§ Material to process
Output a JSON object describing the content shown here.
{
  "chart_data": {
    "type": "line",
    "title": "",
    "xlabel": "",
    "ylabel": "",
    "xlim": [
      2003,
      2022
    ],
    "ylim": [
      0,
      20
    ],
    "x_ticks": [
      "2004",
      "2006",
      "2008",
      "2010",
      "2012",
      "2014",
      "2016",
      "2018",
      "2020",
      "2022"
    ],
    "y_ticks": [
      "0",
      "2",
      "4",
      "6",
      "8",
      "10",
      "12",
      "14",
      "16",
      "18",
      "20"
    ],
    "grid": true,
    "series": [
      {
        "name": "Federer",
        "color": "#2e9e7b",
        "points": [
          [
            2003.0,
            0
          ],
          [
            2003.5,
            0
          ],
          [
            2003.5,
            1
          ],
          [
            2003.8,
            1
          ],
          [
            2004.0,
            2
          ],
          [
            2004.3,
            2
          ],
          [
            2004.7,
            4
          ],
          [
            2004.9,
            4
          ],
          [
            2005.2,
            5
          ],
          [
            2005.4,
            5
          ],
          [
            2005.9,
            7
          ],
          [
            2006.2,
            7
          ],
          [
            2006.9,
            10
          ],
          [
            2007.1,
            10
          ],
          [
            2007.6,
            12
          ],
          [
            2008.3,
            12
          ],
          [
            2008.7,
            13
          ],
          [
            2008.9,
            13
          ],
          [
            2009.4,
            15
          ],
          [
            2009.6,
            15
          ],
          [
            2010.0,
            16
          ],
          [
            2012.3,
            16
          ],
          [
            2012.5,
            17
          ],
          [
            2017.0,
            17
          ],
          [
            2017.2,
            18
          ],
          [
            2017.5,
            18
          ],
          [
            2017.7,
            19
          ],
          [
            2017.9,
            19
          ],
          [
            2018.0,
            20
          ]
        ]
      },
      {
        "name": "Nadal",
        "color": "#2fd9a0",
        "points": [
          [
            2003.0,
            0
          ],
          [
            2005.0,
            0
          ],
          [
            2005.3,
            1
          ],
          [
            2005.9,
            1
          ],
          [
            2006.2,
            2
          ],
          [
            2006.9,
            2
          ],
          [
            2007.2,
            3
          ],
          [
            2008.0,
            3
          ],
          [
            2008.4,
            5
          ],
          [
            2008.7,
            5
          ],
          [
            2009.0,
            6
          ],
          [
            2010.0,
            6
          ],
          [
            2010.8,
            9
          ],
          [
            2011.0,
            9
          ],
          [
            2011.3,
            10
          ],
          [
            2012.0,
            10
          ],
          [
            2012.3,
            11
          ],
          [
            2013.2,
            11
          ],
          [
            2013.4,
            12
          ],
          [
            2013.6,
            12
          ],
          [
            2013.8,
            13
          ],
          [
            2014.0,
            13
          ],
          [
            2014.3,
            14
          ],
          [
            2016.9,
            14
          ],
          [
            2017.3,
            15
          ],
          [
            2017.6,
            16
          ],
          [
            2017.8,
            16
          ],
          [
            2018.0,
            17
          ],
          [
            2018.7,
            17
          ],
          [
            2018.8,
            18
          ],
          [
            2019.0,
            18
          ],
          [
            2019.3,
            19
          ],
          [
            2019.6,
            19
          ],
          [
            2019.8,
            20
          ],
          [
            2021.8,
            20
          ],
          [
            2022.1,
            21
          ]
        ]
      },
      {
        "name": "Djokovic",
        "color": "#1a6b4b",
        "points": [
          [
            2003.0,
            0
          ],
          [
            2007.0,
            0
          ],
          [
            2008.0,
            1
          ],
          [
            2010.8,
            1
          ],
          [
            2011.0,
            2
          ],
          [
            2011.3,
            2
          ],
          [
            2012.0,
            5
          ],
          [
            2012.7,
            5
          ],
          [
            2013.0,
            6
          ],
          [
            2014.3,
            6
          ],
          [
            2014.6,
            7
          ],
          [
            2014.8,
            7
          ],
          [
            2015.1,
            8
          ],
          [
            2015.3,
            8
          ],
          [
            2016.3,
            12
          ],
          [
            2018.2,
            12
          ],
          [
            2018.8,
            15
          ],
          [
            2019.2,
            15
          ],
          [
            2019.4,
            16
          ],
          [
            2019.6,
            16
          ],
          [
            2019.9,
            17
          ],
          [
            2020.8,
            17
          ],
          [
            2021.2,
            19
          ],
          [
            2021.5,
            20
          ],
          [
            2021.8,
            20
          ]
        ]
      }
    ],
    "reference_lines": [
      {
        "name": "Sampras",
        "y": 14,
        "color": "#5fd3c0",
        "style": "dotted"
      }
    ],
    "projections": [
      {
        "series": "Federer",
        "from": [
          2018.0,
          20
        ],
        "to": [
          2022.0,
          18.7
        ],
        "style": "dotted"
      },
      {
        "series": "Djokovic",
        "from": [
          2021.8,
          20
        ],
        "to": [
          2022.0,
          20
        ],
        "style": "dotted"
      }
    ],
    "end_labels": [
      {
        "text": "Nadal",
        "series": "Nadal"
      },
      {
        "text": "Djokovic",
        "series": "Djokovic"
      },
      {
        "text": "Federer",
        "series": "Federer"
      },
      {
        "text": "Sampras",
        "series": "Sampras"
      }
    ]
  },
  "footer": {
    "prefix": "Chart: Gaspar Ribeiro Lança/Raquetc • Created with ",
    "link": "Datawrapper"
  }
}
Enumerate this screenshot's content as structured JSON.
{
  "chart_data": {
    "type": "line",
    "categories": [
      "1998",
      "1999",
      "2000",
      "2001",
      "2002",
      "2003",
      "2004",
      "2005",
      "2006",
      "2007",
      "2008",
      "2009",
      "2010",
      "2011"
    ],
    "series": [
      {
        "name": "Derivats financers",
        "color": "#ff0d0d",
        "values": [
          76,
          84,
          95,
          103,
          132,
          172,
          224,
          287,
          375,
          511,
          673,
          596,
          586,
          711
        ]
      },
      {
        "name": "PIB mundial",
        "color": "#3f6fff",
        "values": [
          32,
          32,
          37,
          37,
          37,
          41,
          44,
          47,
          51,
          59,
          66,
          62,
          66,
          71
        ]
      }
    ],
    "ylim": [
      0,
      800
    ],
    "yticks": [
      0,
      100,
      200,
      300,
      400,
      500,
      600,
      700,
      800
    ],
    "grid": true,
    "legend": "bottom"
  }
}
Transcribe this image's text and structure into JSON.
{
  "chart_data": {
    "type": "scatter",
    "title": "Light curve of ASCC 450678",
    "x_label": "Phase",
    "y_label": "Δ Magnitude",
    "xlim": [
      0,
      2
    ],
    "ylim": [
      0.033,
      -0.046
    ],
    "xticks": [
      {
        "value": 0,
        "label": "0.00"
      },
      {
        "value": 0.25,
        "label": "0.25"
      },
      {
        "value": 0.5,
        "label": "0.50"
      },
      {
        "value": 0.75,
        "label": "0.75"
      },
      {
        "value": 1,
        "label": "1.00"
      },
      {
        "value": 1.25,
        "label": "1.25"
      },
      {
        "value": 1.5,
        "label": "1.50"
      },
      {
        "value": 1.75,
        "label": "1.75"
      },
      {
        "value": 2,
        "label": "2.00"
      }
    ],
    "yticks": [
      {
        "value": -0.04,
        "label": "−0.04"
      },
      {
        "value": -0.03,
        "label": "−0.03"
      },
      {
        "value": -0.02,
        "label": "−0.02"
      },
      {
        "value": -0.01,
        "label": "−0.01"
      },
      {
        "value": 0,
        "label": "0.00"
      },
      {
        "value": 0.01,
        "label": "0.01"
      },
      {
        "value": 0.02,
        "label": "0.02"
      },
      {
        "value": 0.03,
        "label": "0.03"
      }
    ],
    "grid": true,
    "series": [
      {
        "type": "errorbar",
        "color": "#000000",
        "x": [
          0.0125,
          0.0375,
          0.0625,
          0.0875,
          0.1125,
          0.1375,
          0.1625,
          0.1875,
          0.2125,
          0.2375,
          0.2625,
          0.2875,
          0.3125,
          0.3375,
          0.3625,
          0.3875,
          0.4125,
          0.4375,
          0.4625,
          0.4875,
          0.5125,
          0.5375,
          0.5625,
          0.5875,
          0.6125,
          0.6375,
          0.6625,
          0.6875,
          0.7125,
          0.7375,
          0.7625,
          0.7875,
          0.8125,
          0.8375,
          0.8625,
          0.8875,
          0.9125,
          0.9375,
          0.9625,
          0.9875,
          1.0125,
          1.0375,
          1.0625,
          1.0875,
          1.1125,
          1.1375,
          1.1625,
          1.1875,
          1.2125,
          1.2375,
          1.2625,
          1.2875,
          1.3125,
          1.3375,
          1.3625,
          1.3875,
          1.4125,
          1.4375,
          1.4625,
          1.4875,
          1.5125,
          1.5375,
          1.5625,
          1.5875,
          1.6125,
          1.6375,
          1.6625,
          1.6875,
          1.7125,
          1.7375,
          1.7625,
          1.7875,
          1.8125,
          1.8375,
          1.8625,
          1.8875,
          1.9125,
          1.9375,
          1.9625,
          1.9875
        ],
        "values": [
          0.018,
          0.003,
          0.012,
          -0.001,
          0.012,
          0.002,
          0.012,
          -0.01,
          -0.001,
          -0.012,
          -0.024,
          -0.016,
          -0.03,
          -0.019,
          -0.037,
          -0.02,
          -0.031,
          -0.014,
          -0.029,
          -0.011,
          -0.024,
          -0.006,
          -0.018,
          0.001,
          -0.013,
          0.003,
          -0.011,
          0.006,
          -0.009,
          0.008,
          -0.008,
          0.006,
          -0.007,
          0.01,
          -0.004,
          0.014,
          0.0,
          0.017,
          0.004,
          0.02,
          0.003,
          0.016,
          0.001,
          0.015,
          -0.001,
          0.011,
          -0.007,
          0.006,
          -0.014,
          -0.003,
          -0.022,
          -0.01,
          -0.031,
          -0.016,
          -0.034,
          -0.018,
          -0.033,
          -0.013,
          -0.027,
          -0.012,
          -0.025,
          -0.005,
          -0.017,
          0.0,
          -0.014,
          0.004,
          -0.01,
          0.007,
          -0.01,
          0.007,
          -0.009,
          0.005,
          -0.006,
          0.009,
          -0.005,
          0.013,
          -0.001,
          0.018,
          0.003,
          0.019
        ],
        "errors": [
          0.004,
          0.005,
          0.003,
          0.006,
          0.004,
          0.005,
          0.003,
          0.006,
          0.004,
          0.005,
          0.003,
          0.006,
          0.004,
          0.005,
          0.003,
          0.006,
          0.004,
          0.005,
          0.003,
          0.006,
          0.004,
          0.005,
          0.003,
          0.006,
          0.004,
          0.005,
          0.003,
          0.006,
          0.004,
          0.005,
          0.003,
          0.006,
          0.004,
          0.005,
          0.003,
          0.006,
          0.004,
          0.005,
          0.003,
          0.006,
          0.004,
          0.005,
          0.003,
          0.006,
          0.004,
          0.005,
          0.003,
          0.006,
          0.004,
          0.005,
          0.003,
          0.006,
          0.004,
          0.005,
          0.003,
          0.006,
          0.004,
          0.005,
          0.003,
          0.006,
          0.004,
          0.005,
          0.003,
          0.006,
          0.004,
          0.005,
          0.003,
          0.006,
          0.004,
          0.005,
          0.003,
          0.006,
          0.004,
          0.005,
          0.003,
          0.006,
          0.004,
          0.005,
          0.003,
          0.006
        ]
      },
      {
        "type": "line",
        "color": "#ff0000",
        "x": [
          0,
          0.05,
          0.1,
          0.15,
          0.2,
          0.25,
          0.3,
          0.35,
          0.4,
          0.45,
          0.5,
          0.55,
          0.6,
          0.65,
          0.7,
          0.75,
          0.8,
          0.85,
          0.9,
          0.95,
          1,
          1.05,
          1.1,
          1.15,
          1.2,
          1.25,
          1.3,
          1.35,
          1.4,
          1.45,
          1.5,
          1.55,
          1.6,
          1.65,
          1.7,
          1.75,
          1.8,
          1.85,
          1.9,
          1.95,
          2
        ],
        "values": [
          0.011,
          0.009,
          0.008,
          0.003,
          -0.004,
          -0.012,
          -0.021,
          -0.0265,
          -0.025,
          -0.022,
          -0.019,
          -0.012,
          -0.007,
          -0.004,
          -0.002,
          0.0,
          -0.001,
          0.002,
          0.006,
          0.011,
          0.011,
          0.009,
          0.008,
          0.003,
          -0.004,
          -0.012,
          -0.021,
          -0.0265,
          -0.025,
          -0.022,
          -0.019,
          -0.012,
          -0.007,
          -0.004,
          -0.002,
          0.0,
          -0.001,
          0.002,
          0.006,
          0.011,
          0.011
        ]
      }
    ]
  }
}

§ Work to be completed
Scan the entries above for the word "Djokovic" and collect each line holding it.

§ Output for this exercise
        "name": "Djokovic",
        "series": "Djokovic",
        "text": "Djokovic",
        "series": "Djokovic"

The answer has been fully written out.